%%

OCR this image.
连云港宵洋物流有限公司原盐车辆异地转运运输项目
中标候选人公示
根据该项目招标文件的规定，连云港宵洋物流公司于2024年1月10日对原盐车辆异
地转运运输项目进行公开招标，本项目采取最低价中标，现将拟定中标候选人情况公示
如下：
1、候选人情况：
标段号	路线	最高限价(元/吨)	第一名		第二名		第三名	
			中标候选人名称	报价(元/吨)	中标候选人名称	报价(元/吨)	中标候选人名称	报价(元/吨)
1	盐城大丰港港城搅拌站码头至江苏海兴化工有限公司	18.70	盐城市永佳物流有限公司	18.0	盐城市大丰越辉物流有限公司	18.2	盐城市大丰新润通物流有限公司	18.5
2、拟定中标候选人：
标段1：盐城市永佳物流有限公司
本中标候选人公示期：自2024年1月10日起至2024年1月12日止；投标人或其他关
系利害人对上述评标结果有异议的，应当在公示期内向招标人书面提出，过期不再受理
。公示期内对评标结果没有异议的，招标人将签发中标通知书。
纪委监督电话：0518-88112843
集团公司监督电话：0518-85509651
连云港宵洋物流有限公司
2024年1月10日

%%

Collect each line holding the string "盐城市永佳物流有限公司".

1	盐城大丰港港城搅拌站码头至江苏海兴化工有限公司	18.70	盐城市永佳物流有限公司	18.0	盐城市大丰越辉物流有限公司	18.2	盐城市大丰新润通物流有限公司	18.5
标段1：盐城市永佳物流有限公司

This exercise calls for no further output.